## Requirement
Write out each line exactly as given. Leave the pictures out of your copy.
::::
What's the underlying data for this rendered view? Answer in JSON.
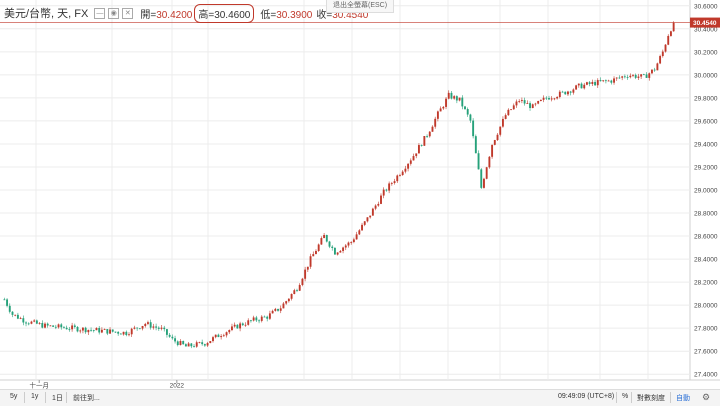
{
  "legend": {
    "symbol": "美元/台幣, 天, FX",
    "open_label": "開=",
    "open": "30.4200",
    "high_label": "高=",
    "high": "30.4600",
    "low_label": "低=",
    "low": "30.3900",
    "close_label": "收=",
    "close": "30.4540"
  },
  "esc_hint": "退出全螢幕(ESC)",
  "last_price": "30.4540",
  "colors": {
    "up": "#c0392b",
    "down": "#26a17a",
    "grid": "#ececec",
    "highlight": "#c0392b"
  },
  "bottom": {
    "btn_5y": "5y",
    "btn_1y": "1y",
    "btn_1d": "1日",
    "goto": "前往到...",
    "time": "09:49:09 (UTC+8)",
    "pct": "%",
    "log": "對數刻度",
    "auto": "自動"
  },
  "chart_data": {
    "type": "candlestick",
    "y_ticks": [
      "30.6000",
      "30.4000",
      "30.2000",
      "30.0000",
      "29.8000",
      "29.6000",
      "29.4000",
      "29.2000",
      "29.0000",
      "28.8000",
      "28.6000",
      "28.4000",
      "28.2000",
      "28.0000",
      "27.8000",
      "27.6000",
      "27.4000"
    ],
    "ylim": [
      27.35,
      30.65
    ],
    "x_ticks": [
      {
        "label": "十一月",
        "pos": 0.057
      },
      {
        "label": "2022",
        "pos": 0.257
      }
    ],
    "anchors": [
      [
        0,
        28.05
      ],
      [
        3,
        27.92
      ],
      [
        8,
        27.86
      ],
      [
        15,
        27.82
      ],
      [
        25,
        27.8
      ],
      [
        35,
        27.78
      ],
      [
        45,
        27.76
      ],
      [
        52,
        27.84
      ],
      [
        58,
        27.79
      ],
      [
        62,
        27.7
      ],
      [
        67,
        27.64
      ],
      [
        74,
        27.67
      ],
      [
        80,
        27.75
      ],
      [
        87,
        27.83
      ],
      [
        92,
        27.87
      ],
      [
        97,
        27.9
      ],
      [
        102,
        27.98
      ],
      [
        108,
        28.15
      ],
      [
        113,
        28.4
      ],
      [
        118,
        28.6
      ],
      [
        122,
        28.46
      ],
      [
        128,
        28.55
      ],
      [
        134,
        28.75
      ],
      [
        140,
        28.98
      ],
      [
        146,
        29.15
      ],
      [
        151,
        29.3
      ],
      [
        156,
        29.48
      ],
      [
        160,
        29.66
      ],
      [
        164,
        29.82
      ],
      [
        168,
        29.78
      ],
      [
        172,
        29.6
      ],
      [
        176,
        29.02
      ],
      [
        180,
        29.4
      ],
      [
        185,
        29.65
      ],
      [
        190,
        29.78
      ],
      [
        195,
        29.72
      ],
      [
        200,
        29.8
      ],
      [
        206,
        29.84
      ],
      [
        212,
        29.9
      ],
      [
        218,
        29.93
      ],
      [
        224,
        29.95
      ],
      [
        230,
        30.0
      ],
      [
        236,
        29.98
      ],
      [
        240,
        30.05
      ],
      [
        243,
        30.2
      ],
      [
        245,
        30.35
      ],
      [
        247,
        30.454
      ]
    ],
    "last_value": 30.454
  }
}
::::
## Final result
What's the underlying data for this rendered view? Answer in JSON.
{
  "legend": {
    "symbol": "美元/台幣, 天, FX",
    "open_label": "開=",
    "open": "30.4200",
    "high_label": "高=",
    "high": "30.4600",
    "low_label": "低=",
    "low": "30.3900",
    "close_label": "收=",
    "close": "30.4540"
  },
  "esc_hint": "退出全螢幕(ESC)",
  "last_price": "30.4540",
  "colors": {
    "up": "#c0392b",
    "down": "#26a17a",
    "grid": "#ececec",
    "highlight": "#c0392b"
  },
  "bottom": {
    "btn_5y": "5y",
    "btn_1y": "1y",
    "btn_1d": "1日",
    "goto": "前往到...",
    "time": "09:49:09 (UTC+8)",
    "pct": "%",
    "log": "對數刻度",
    "auto": "自動"
  },
  "chart_data": {
    "type": "candlestick",
    "y_ticks": [
      "30.6000",
      "30.4000",
      "30.2000",
      "30.0000",
      "29.8000",
      "29.6000",
      "29.4000",
      "29.2000",
      "29.0000",
      "28.8000",
      "28.6000",
      "28.4000",
      "28.2000",
      "28.0000",
      "27.8000",
      "27.6000",
      "27.4000"
    ],
    "ylim": [
      27.35,
      30.65
    ],
    "x_ticks": [
      {
        "label": "十一月",
        "pos": 0.057
      },
      {
        "label": "2022",
        "pos": 0.257
      }
    ],
    "anchors": [
      [
        0,
        28.05
      ],
      [
        3,
        27.92
      ],
      [
        8,
        27.86
      ],
      [
        15,
        27.82
      ],
      [
        25,
        27.8
      ],
      [
        35,
        27.78
      ],
      [
        45,
        27.76
      ],
      [
        52,
        27.84
      ],
      [
        58,
        27.79
      ],
      [
        62,
        27.7
      ],
      [
        67,
        27.64
      ],
      [
        74,
        27.67
      ],
      [
        80,
        27.75
      ],
      [
        87,
        27.83
      ],
      [
        92,
        27.87
      ],
      [
        97,
        27.9
      ],
      [
        102,
        27.98
      ],
      [
        108,
        28.15
      ],
      [
        113,
        28.4
      ],
      [
        118,
        28.6
      ],
      [
        122,
        28.46
      ],
      [
        128,
        28.55
      ],
      [
        134,
        28.75
      ],
      [
        140,
        28.98
      ],
      [
        146,
        29.15
      ],
      [
        151,
        29.3
      ],
      [
        156,
        29.48
      ],
      [
        160,
        29.66
      ],
      [
        164,
        29.82
      ],
      [
        168,
        29.78
      ],
      [
        172,
        29.6
      ],
      [
        176,
        29.02
      ],
      [
        180,
        29.4
      ],
      [
        185,
        29.65
      ],
      [
        190,
        29.78
      ],
      [
        195,
        29.72
      ],
      [
        200,
        29.8
      ],
      [
        206,
        29.84
      ],
      [
        212,
        29.9
      ],
      [
        218,
        29.93
      ],
      [
        224,
        29.95
      ],
      [
        230,
        30.0
      ],
      [
        236,
        29.98
      ],
      [
        240,
        30.05
      ],
      [
        243,
        30.2
      ],
      [
        245,
        30.35
      ],
      [
        247,
        30.454
      ]
    ],
    "last_value": 30.454
  }
}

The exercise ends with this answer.